* DATA SHOWN:
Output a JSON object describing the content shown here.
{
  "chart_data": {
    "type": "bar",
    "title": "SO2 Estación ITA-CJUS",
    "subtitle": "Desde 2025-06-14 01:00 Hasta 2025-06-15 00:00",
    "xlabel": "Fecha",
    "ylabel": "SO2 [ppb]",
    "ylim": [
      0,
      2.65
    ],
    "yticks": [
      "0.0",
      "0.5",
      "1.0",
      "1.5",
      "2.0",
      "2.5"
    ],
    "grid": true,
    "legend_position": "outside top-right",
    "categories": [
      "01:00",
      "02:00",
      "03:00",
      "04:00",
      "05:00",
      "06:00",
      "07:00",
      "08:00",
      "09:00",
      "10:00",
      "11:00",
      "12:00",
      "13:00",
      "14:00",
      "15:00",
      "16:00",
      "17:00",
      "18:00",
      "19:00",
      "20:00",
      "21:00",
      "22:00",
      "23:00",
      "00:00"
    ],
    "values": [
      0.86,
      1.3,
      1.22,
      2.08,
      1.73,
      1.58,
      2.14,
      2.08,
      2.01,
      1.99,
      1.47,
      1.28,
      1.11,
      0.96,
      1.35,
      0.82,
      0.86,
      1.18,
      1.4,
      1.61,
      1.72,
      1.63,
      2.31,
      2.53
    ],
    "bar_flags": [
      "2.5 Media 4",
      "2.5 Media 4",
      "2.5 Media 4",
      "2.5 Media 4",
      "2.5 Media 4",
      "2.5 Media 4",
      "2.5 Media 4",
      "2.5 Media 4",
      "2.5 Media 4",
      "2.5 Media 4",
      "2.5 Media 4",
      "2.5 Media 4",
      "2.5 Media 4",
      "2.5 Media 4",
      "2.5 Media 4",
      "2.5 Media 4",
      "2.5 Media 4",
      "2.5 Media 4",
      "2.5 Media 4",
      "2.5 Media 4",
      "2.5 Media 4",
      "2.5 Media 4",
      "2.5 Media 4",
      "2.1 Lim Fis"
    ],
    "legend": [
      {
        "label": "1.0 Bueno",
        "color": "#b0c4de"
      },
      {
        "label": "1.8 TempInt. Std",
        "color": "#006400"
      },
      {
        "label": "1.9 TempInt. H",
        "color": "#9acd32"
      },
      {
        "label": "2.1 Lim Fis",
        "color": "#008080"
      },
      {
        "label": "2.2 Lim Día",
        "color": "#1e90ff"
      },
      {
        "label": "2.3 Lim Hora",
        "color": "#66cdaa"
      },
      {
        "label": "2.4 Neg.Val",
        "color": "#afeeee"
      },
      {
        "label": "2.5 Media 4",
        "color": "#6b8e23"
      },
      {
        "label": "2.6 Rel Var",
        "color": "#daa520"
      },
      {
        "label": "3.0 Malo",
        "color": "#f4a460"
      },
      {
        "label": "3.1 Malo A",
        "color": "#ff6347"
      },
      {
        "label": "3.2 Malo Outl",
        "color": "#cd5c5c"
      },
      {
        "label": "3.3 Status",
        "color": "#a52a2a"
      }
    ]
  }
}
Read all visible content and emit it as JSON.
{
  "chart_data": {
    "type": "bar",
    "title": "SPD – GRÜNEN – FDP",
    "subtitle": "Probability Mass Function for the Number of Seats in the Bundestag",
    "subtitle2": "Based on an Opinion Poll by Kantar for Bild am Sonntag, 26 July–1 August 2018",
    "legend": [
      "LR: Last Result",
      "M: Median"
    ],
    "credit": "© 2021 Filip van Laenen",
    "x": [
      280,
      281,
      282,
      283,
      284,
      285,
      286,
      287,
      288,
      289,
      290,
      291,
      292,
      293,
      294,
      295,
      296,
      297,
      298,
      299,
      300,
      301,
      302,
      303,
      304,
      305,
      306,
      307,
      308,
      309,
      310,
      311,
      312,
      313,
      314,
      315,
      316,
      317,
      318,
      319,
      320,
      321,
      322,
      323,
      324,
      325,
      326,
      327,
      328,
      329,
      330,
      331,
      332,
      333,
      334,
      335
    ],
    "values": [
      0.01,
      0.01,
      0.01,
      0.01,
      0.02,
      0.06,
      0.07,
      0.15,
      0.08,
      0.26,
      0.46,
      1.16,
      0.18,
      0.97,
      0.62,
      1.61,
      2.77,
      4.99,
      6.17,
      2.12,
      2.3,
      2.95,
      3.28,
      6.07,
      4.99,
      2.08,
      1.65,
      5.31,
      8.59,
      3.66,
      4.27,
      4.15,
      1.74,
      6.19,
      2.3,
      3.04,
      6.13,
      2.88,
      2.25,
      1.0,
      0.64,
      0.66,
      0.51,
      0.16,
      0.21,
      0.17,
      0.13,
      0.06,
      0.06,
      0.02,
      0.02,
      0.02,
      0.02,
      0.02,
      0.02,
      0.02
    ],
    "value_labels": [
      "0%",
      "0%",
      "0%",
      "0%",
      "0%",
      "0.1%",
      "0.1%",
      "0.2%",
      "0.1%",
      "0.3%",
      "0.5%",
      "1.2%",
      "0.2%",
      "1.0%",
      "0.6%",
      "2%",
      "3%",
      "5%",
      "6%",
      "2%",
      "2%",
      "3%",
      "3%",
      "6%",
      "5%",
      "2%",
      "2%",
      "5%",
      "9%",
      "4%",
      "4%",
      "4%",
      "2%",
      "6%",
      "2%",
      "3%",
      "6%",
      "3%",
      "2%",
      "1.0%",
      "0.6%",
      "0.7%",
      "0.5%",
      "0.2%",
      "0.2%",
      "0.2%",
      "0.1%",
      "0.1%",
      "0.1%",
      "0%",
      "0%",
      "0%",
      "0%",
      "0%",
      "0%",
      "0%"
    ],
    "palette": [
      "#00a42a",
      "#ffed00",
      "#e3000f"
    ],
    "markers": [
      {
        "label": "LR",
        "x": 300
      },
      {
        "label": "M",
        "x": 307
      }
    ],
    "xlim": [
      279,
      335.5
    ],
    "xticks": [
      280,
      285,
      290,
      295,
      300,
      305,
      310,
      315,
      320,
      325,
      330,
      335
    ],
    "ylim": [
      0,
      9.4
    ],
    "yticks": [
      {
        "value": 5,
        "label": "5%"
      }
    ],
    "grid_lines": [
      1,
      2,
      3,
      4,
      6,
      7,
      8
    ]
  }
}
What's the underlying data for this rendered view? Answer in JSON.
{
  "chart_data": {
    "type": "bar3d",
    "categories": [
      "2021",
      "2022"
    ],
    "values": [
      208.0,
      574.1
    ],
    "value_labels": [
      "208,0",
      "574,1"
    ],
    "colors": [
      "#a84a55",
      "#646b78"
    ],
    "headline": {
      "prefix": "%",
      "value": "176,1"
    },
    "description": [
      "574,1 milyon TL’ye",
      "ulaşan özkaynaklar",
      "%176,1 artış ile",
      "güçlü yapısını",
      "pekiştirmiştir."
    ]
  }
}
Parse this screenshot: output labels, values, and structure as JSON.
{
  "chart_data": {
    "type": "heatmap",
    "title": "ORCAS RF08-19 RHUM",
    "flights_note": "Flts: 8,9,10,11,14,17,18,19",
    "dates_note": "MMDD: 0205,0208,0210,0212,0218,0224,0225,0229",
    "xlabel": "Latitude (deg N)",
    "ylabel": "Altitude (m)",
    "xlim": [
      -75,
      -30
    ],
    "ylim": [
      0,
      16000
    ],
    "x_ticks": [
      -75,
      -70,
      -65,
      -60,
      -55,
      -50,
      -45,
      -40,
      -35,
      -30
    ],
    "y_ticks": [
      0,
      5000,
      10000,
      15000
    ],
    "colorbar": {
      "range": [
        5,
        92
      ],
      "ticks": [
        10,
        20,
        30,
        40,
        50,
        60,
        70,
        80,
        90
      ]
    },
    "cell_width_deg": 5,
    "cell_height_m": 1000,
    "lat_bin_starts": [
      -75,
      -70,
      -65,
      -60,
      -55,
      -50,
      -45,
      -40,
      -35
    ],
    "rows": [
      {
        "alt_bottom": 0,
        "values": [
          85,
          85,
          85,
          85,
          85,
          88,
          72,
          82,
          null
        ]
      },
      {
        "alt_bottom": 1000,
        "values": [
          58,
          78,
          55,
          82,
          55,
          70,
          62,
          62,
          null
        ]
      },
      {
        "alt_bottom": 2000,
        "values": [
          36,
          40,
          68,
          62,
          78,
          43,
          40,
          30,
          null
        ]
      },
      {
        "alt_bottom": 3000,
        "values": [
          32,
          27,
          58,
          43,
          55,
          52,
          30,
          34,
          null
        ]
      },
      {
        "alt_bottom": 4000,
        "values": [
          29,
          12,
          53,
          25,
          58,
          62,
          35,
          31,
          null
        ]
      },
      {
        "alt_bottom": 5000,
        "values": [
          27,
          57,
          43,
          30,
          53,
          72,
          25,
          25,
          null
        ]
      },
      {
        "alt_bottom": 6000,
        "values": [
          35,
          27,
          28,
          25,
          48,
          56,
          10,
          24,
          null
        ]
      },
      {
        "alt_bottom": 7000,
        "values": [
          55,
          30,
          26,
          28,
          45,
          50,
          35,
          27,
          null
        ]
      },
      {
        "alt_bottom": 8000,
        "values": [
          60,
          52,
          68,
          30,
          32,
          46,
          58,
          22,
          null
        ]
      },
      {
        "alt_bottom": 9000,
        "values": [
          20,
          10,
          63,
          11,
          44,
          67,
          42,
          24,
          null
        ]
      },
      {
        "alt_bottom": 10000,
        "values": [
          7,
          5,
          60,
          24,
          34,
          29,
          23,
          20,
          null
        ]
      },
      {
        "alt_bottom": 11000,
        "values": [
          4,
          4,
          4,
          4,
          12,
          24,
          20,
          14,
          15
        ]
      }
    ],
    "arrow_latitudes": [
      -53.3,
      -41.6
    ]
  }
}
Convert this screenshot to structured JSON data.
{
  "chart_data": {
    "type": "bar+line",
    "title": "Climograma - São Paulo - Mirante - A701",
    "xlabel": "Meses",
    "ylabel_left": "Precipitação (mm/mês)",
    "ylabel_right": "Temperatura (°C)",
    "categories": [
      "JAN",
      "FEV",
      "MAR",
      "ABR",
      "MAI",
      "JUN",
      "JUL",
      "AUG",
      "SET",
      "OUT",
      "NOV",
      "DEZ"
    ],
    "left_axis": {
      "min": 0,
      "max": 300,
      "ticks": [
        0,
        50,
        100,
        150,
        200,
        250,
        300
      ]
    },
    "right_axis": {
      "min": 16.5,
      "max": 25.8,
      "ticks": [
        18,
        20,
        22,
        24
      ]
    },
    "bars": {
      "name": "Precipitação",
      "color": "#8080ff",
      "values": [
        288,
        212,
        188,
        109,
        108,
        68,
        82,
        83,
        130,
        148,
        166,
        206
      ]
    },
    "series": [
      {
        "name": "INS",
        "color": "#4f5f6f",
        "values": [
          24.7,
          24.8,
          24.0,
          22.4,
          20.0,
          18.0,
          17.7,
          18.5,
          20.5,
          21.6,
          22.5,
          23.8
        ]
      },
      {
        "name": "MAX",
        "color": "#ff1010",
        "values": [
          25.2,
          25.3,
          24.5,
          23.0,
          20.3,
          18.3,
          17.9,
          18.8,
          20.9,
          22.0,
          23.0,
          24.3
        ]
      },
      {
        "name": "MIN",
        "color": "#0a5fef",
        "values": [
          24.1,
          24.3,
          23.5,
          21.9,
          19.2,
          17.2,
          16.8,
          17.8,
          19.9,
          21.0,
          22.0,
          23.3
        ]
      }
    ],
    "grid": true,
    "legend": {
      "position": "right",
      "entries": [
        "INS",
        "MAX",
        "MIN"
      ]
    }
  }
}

* WHAT TO WORK ON:
Gather each line in the entries above where the string "type" is found.

* FINAL RESULT:
    "type": "bar",
    "type": "bar",
    "type": "bar3d",
    "type": "heatmap",
    "type": "bar+line",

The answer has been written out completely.